** Start **
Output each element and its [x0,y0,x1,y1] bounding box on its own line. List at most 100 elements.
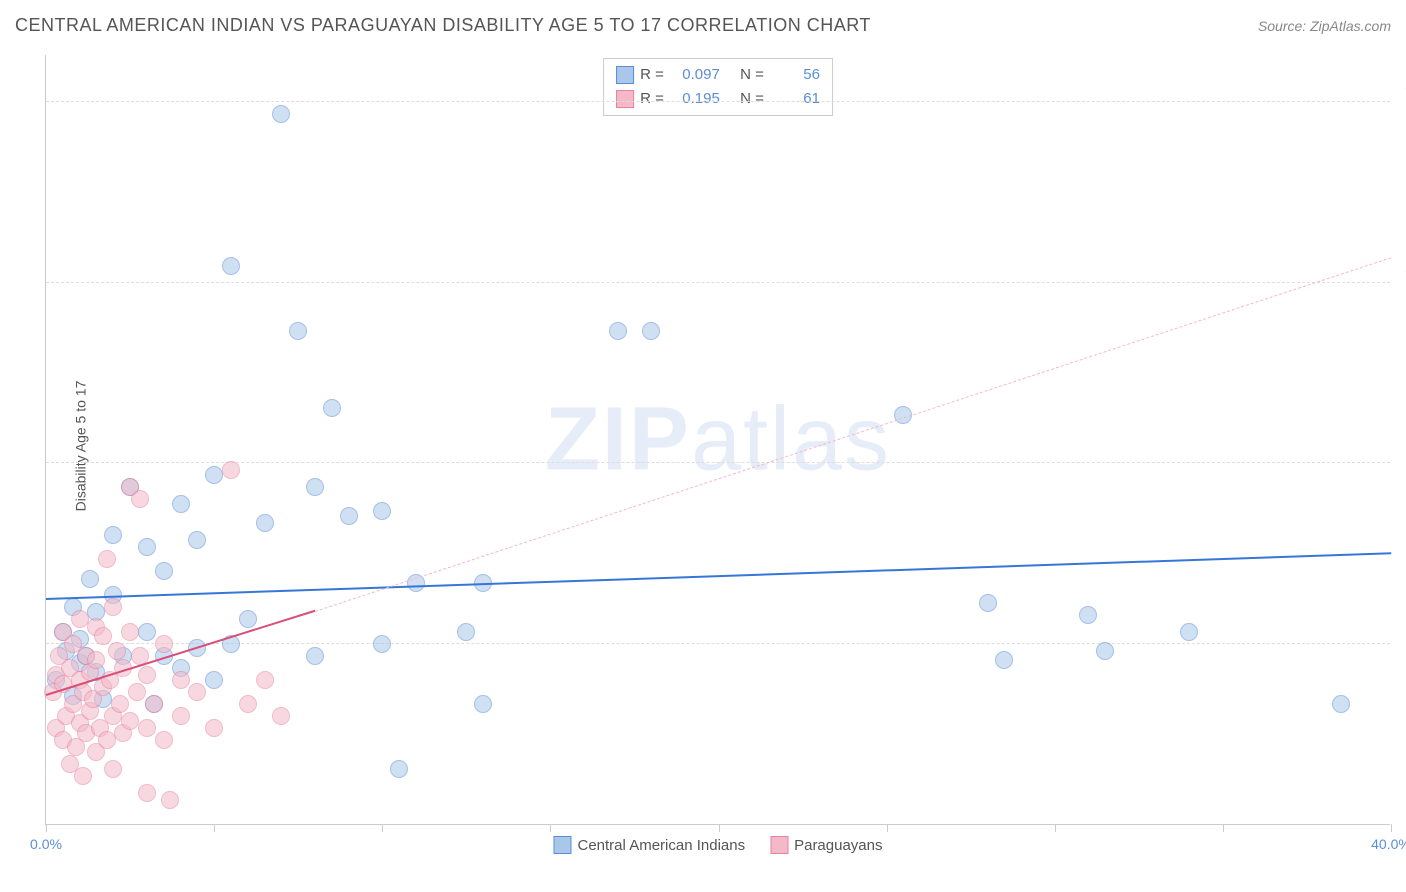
data-point [306,647,324,665]
data-point [373,502,391,520]
data-point [138,623,156,641]
gridline [46,643,1390,644]
n-label: N = [740,63,764,87]
data-point [155,635,173,653]
data-point [256,671,274,689]
data-point [1079,606,1097,624]
data-point [155,731,173,749]
x-tick [1391,824,1392,832]
data-point [289,322,307,340]
data-point [74,767,92,785]
data-point [172,671,190,689]
x-tick-label: 0.0% [30,836,62,852]
data-point [340,507,358,525]
data-point [111,695,129,713]
data-point [205,466,223,484]
data-point [128,683,146,701]
x-tick [1055,824,1056,832]
data-point [131,490,149,508]
legend-stats: R =0.097 N =56R =0.195 N =61 [603,58,833,116]
gridline [46,282,1390,283]
legend-item: Paraguayans [770,836,882,854]
data-point [121,623,139,641]
data-point [94,627,112,645]
data-point [87,651,105,669]
data-point [205,671,223,689]
data-point [222,461,240,479]
n-value: 61 [770,87,820,111]
chart-header: CENTRAL AMERICAN INDIAN VS PARAGUAYAN DI… [15,15,1391,36]
data-point [172,495,190,513]
x-tick [382,824,383,832]
data-point [256,514,274,532]
data-point [145,695,163,713]
data-point [272,707,290,725]
legend-stat-row: R =0.097 N =56 [616,63,820,87]
data-point [609,322,627,340]
data-point [138,719,156,737]
data-point [995,651,1013,669]
data-point [306,478,324,496]
data-point [222,257,240,275]
n-label: N = [740,87,764,111]
chart-plot-area: ZIPatlas R =0.097 N =56R =0.195 N =61 Ce… [45,55,1390,825]
legend-stat-row: R =0.195 N =61 [616,87,820,111]
data-point [188,683,206,701]
r-label: R = [640,63,664,87]
r-value: 0.097 [670,63,720,87]
data-point [205,719,223,737]
trend-line [46,553,1391,601]
data-point [1180,623,1198,641]
x-tick [719,824,720,832]
chart-title: CENTRAL AMERICAN INDIAN VS PARAGUAYAN DI… [15,15,871,36]
data-point [979,594,997,612]
data-point [108,642,126,660]
legend-label: Central American Indians [578,837,746,854]
x-tick [214,824,215,832]
legend-label: Paraguayans [794,837,882,854]
data-point [457,623,475,641]
chart-source: Source: ZipAtlas.com [1258,18,1391,34]
r-label: R = [640,87,664,111]
data-point [121,712,139,730]
data-point [239,610,257,628]
data-point [1096,642,1114,660]
data-point [323,399,341,417]
data-point [71,610,89,628]
data-point [1332,695,1350,713]
legend-swatch [616,66,634,84]
data-point [373,635,391,653]
r-value: 0.195 [670,87,720,111]
x-tick-label: 40.0% [1371,836,1406,852]
data-point [172,707,190,725]
data-point [239,695,257,713]
legend-series: Central American Indians Paraguayans [554,836,883,854]
x-tick [550,824,551,832]
legend-item: Central American Indians [554,836,746,854]
x-tick [46,824,47,832]
data-point [104,598,122,616]
data-point [474,695,492,713]
data-point [188,531,206,549]
data-point [104,760,122,778]
legend-swatch [616,90,634,108]
data-point [104,526,122,544]
data-point [161,791,179,809]
gridline [46,101,1390,102]
data-point [138,538,156,556]
x-tick [1223,824,1224,832]
x-tick [887,824,888,832]
data-point [138,666,156,684]
data-point [81,570,99,588]
n-value: 56 [770,63,820,87]
gridline [46,462,1390,463]
data-point [98,731,116,749]
data-point [138,784,156,802]
data-point [390,760,408,778]
legend-swatch [770,836,788,854]
data-point [272,105,290,123]
legend-swatch [554,836,572,854]
data-point [155,562,173,580]
data-point [98,550,116,568]
data-point [642,322,660,340]
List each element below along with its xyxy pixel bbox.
** End **
Please copy these lines word for word, leaving the picture out.

■ Answer
Output each element and its [x0,y0,x1,y1] bounding box on its own line. List at most 100 elements.
data-point [306,647,324,665]
data-point [373,502,391,520]
data-point [138,623,156,641]
gridline [46,643,1390,644]
n-label: N = [740,63,764,87]
data-point [155,635,173,653]
data-point [256,671,274,689]
data-point [1079,606,1097,624]
data-point [155,731,173,749]
x-tick [1391,824,1392,832]
data-point [289,322,307,340]
data-point [74,767,92,785]
data-point [172,671,190,689]
x-tick-label: 0.0% [30,836,62,852]
data-point [340,507,358,525]
data-point [111,695,129,713]
data-point [205,466,223,484]
data-point [128,683,146,701]
x-tick [1055,824,1056,832]
data-point [131,490,149,508]
legend-stats: R =0.097 N =56R =0.195 N =61 [603,58,833,116]
gridline [46,282,1390,283]
legend-item: Paraguayans [770,836,882,854]
data-point [121,623,139,641]
data-point [94,627,112,645]
data-point [87,651,105,669]
data-point [205,671,223,689]
data-point [222,461,240,479]
n-value: 61 [770,87,820,111]
chart-header: CENTRAL AMERICAN INDIAN VS PARAGUAYAN DI… [15,15,1391,36]
data-point [172,495,190,513]
x-tick [382,824,383,832]
data-point [256,514,274,532]
data-point [145,695,163,713]
data-point [272,707,290,725]
legend-stat-row: R =0.097 N =56 [616,63,820,87]
data-point [609,322,627,340]
data-point [138,719,156,737]
data-point [995,651,1013,669]
data-point [306,478,324,496]
data-point [222,257,240,275]
n-label: N = [740,87,764,111]
chart-plot-area: ZIPatlas R =0.097 N =56R =0.195 N =61 Ce… [45,55,1390,825]
legend-stat-row: R =0.195 N =61 [616,87,820,111]
data-point [188,683,206,701]
r-label: R = [640,63,664,87]
r-value: 0.097 [670,63,720,87]
data-point [205,719,223,737]
trend-line [46,553,1391,601]
data-point [1180,623,1198,641]
x-tick [719,824,720,832]
chart-title: CENTRAL AMERICAN INDIAN VS PARAGUAYAN DI… [15,15,871,36]
data-point [979,594,997,612]
data-point [108,642,126,660]
legend-label: Central American Indians [578,837,746,854]
x-tick [214,824,215,832]
legend-label: Paraguayans [794,837,882,854]
data-point [457,623,475,641]
chart-source: Source: ZipAtlas.com [1258,18,1391,34]
r-label: R = [640,87,664,111]
data-point [121,712,139,730]
data-point [239,610,257,628]
data-point [1096,642,1114,660]
data-point [323,399,341,417]
data-point [71,610,89,628]
data-point [1332,695,1350,713]
legend-swatch [616,66,634,84]
data-point [373,635,391,653]
r-value: 0.195 [670,87,720,111]
x-tick-label: 40.0% [1371,836,1406,852]
data-point [172,707,190,725]
data-point [239,695,257,713]
legend-series: Central American Indians Paraguayans [554,836,883,854]
x-tick [550,824,551,832]
legend-item: Central American Indians [554,836,746,854]
x-tick [46,824,47,832]
data-point [104,598,122,616]
data-point [474,695,492,713]
data-point [188,531,206,549]
data-point [104,760,122,778]
legend-swatch [616,90,634,108]
data-point [104,526,122,544]
data-point [161,791,179,809]
gridline [46,101,1390,102]
data-point [138,538,156,556]
x-tick [1223,824,1224,832]
x-tick [887,824,888,832]
data-point [138,666,156,684]
data-point [81,570,99,588]
n-value: 56 [770,63,820,87]
gridline [46,462,1390,463]
data-point [98,731,116,749]
data-point [138,784,156,802]
data-point [390,760,408,778]
legend-swatch [770,836,788,854]
data-point [272,105,290,123]
legend-swatch [554,836,572,854]
data-point [155,562,173,580]
data-point [98,550,116,568]
data-point [642,322,660,340]
List each element below along with its xyxy pixel bbox.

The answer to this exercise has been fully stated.